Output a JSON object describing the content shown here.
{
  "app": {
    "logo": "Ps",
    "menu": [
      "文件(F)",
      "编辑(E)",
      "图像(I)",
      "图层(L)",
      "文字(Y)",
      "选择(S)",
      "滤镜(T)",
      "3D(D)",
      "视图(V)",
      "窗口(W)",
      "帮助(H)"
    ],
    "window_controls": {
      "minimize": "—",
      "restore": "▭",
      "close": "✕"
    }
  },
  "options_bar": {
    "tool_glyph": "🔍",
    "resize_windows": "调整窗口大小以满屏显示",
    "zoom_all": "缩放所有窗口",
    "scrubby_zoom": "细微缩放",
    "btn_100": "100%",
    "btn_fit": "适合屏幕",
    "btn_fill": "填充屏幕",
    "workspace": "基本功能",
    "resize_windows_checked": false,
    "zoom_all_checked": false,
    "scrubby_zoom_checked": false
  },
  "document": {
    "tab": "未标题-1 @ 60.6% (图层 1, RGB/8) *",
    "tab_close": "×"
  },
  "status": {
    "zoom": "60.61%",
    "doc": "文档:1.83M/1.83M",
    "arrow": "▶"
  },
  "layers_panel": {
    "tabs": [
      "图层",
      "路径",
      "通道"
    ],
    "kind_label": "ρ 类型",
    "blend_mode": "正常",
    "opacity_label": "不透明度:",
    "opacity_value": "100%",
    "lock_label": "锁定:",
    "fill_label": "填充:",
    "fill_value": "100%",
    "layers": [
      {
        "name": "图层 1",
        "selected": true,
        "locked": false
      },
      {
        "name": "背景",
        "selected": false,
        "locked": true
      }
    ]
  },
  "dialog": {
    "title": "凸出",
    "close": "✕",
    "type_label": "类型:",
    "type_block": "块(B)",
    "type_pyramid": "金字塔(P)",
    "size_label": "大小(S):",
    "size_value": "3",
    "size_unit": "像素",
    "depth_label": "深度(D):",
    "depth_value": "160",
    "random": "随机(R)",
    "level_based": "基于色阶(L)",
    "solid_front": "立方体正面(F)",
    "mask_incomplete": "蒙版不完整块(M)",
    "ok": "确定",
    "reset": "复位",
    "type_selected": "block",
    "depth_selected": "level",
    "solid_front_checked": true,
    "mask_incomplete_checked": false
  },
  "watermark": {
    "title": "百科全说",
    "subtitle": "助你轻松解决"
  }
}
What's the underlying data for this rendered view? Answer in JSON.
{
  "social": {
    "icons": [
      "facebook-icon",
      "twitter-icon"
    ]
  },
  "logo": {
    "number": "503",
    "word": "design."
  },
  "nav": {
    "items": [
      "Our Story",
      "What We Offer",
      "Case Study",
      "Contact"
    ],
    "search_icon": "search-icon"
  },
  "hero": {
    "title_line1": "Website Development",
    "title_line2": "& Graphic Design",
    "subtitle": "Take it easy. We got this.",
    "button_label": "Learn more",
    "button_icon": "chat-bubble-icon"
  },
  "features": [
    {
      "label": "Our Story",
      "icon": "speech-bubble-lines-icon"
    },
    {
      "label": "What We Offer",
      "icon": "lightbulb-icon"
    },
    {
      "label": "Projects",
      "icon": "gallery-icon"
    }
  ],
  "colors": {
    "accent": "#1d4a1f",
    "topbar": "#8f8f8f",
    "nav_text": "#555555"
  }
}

_ _ _

**Exercise details:**
Output all of the material exactly as written.

**Output for this exercise:**
Output a JSON object describing the content shown here.
{
  "app": {
    "logo": "Ps",
    "menu": [
      "文件(F)",
      "编辑(E)",
      "图像(I)",
      "图层(L)",
      "文字(Y)",
      "选择(S)",
      "滤镜(T)",
      "3D(D)",
      "视图(V)",
      "窗口(W)",
      "帮助(H)"
    ],
    "window_controls": {
      "minimize": "—",
      "restore": "▭",
      "close": "✕"
    }
  },
  "options_bar": {
    "tool_glyph": "🔍",
    "resize_windows": "调整窗口大小以满屏显示",
    "zoom_all": "缩放所有窗口",
    "scrubby_zoom": "细微缩放",
    "btn_100": "100%",
    "btn_fit": "适合屏幕",
    "btn_fill": "填充屏幕",
    "workspace": "基本功能",
    "resize_windows_checked": false,
    "zoom_all_checked": false,
    "scrubby_zoom_checked": false
  },
  "document": {
    "tab": "未标题-1 @ 60.6% (图层 1, RGB/8) *",
    "tab_close": "×"
  },
  "status": {
    "zoom": "60.61%",
    "doc": "文档:1.83M/1.83M",
    "arrow": "▶"
  },
  "layers_panel": {
    "tabs": [
      "图层",
      "路径",
      "通道"
    ],
    "kind_label": "ρ 类型",
    "blend_mode": "正常",
    "opacity_label": "不透明度:",
    "opacity_value": "100%",
    "lock_label": "锁定:",
    "fill_label": "填充:",
    "fill_value": "100%",
    "layers": [
      {
        "name": "图层 1",
        "selected": true,
        "locked": false
      },
      {
        "name": "背景",
        "selected": false,
        "locked": true
      }
    ]
  },
  "dialog": {
    "title": "凸出",
    "close": "✕",
    "type_label": "类型:",
    "type_block": "块(B)",
    "type_pyramid": "金字塔(P)",
    "size_label": "大小(S):",
    "size_value": "3",
    "size_unit": "像素",
    "depth_label": "深度(D):",
    "depth_value": "160",
    "random": "随机(R)",
    "level_based": "基于色阶(L)",
    "solid_front": "立方体正面(F)",
    "mask_incomplete": "蒙版不完整块(M)",
    "ok": "确定",
    "reset": "复位",
    "type_selected": "block",
    "depth_selected": "level",
    "solid_front_checked": true,
    "mask_incomplete_checked": false
  },
  "watermark": {
    "title": "百科全说",
    "subtitle": "助你轻松解决"
  }
}
What's the underlying data for this rendered view? Answer in JSON.
{
  "social": {
    "icons": [
      "facebook-icon",
      "twitter-icon"
    ]
  },
  "logo": {
    "number": "503",
    "word": "design."
  },
  "nav": {
    "items": [
      "Our Story",
      "What We Offer",
      "Case Study",
      "Contact"
    ],
    "search_icon": "search-icon"
  },
  "hero": {
    "title_line1": "Website Development",
    "title_line2": "& Graphic Design",
    "subtitle": "Take it easy. We got this.",
    "button_label": "Learn more",
    "button_icon": "chat-bubble-icon"
  },
  "features": [
    {
      "label": "Our Story",
      "icon": "speech-bubble-lines-icon"
    },
    {
      "label": "What We Offer",
      "icon": "lightbulb-icon"
    },
    {
      "label": "Projects",
      "icon": "gallery-icon"
    }
  ],
  "colors": {
    "accent": "#1d4a1f",
    "topbar": "#8f8f8f",
    "nav_text": "#555555"
  }
}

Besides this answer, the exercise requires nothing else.